*What is being asked*: Reply with the count of lines holding "glücklich", nothing more.

*Raw records*:
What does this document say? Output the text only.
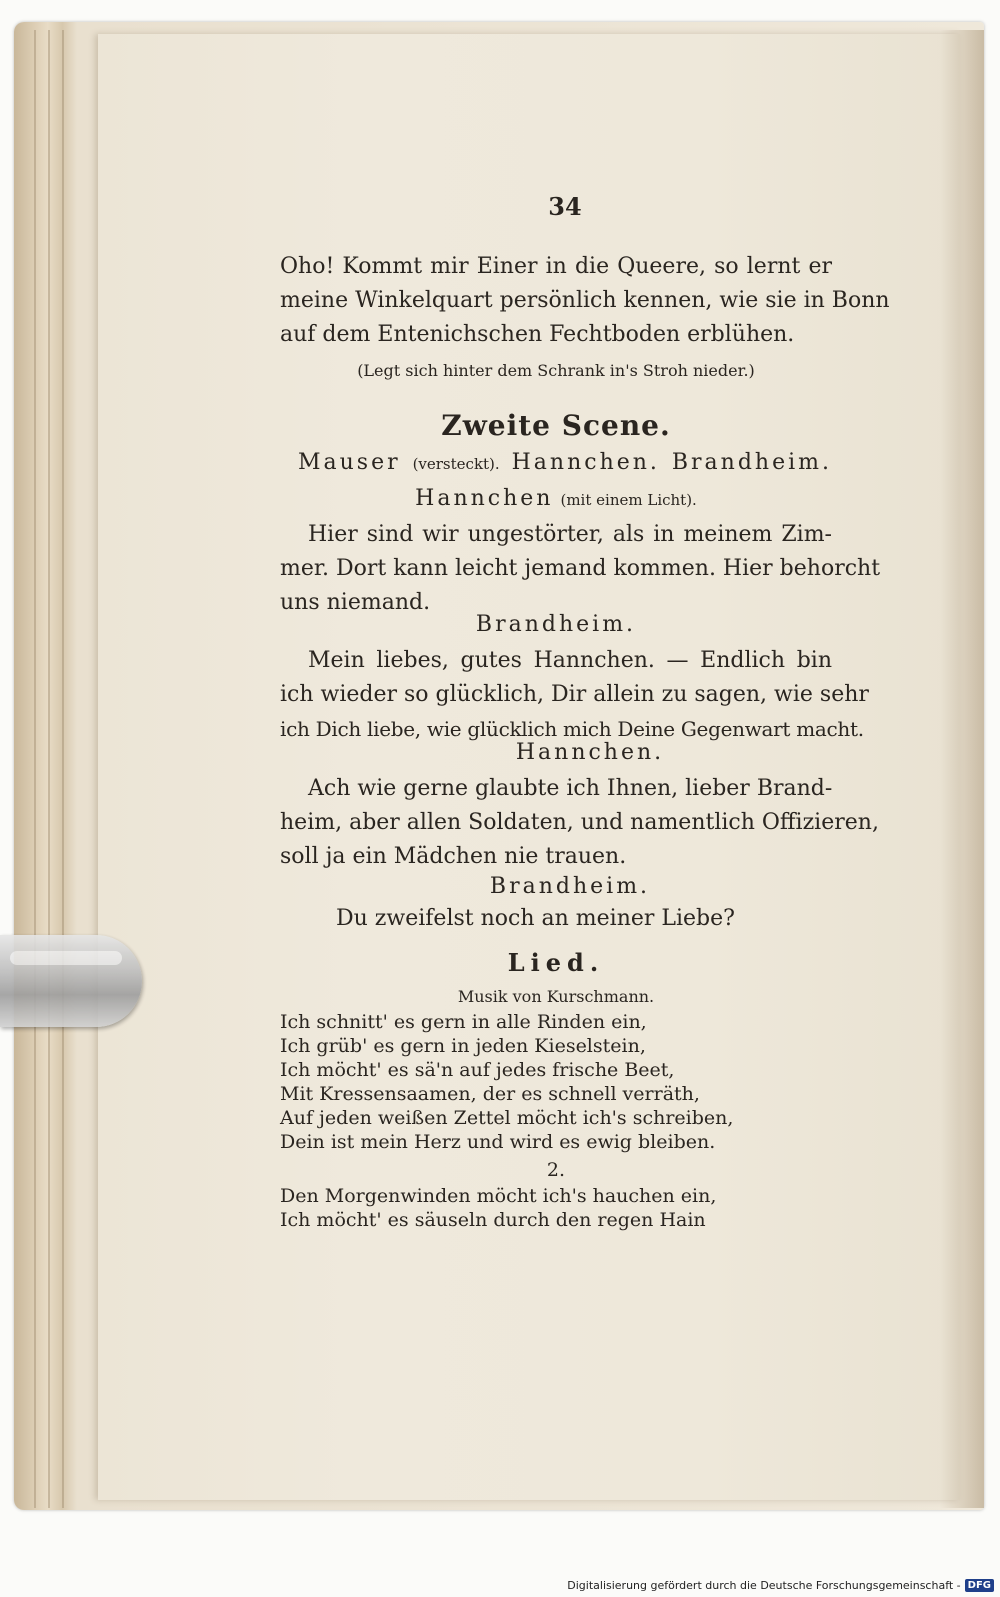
34
Oho! Kommt mir Einer in die Queere, so lernt er
meine Winkelquart persönlich kennen, wie sie in Bonn
auf dem Entenichschen Fechtboden erblühen.
(Legt sich hinter dem Schrank in's Stroh nieder.)
Zweite Scene.
Mauser (versteckt). Hannchen. Brandheim.
Hannchen (mit einem Licht).
Hier sind wir ungestörter, als in meinem Zim-
mer. Dort kann leicht jemand kommen. Hier behorcht
uns niemand.
Brandheim.
Mein liebes, gutes Hannchen. — Endlich bin
ich wieder so glücklich, Dir allein zu sagen, wie sehr
ich Dich liebe, wie glücklich mich Deine Gegenwart macht.
Hannchen.
Ach wie gerne glaubte ich Ihnen, lieber Brand-
heim, aber allen Soldaten, und namentlich Offizieren,
soll ja ein Mädchen nie trauen.
Brandheim.
Du zweifelst noch an meiner Liebe?
Lied.
Musik von Kurschmann.
Ich schnitt' es gern in alle Rinden ein,
Ich grüb' es gern in jeden Kieselstein,
Ich möcht' es sä'n auf jedes frische Beet,
Mit Kressensaamen, der es schnell verräth,
Auf jeden weißen Zettel möcht ich's schreiben,
Dein ist mein Herz und wird es ewig bleiben.
2.
Den Morgenwinden möcht ich's hauchen ein,
Ich möcht' es säuseln durch den regen Hain
Digitalisierung gefördert durch die Deutsche Forschungsgemeinschaft - DFG
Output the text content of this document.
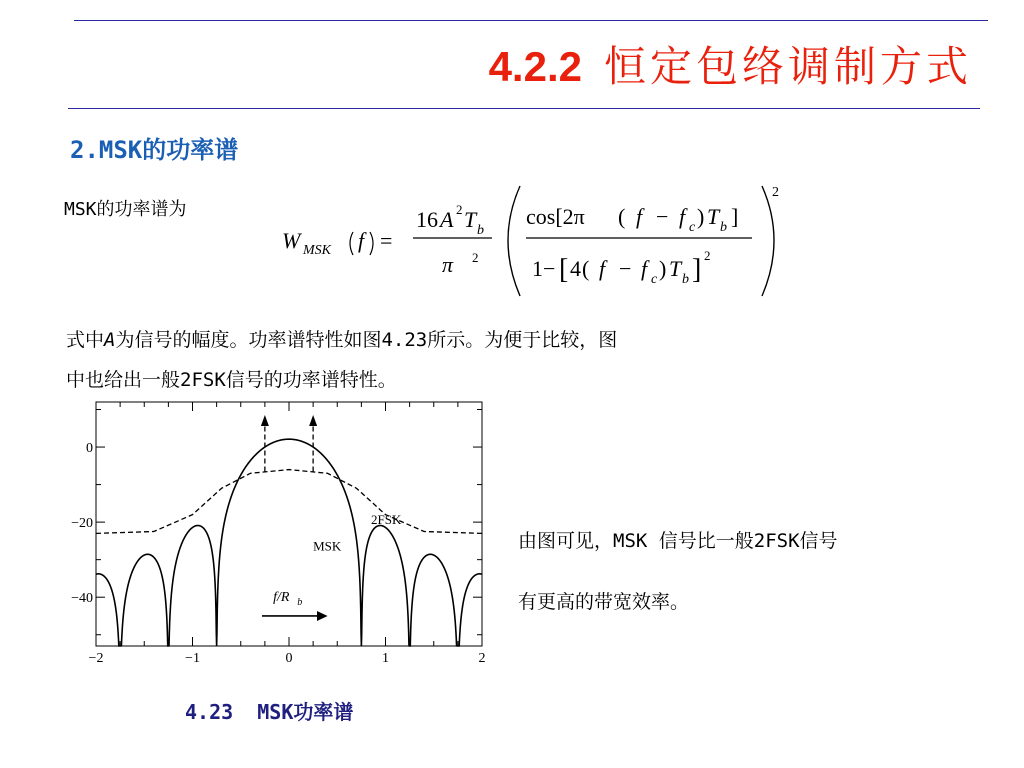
4.2.2 恒定包络调制方式
2.MSK的功率谱
MSK的功率谱为
W MSK f =
16 A 2 T b
π 2
2
cos[2π ( f − f c ) T b ]
1− [ 4 ( f − f c ) T b ] 2
式中A为信号的幅度。功率谱特性如图4.23所示。为便于比较，图
中也给出一般2FSK信号的功率谱特性。
−2	−1	0	1	2
0
−20
−40
2FSK
MSK
f/R b
由图可见，MSK 信号比一般2FSK信号
有更高的带宽效率。
4.23  MSK功率谱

*Complete response*: 2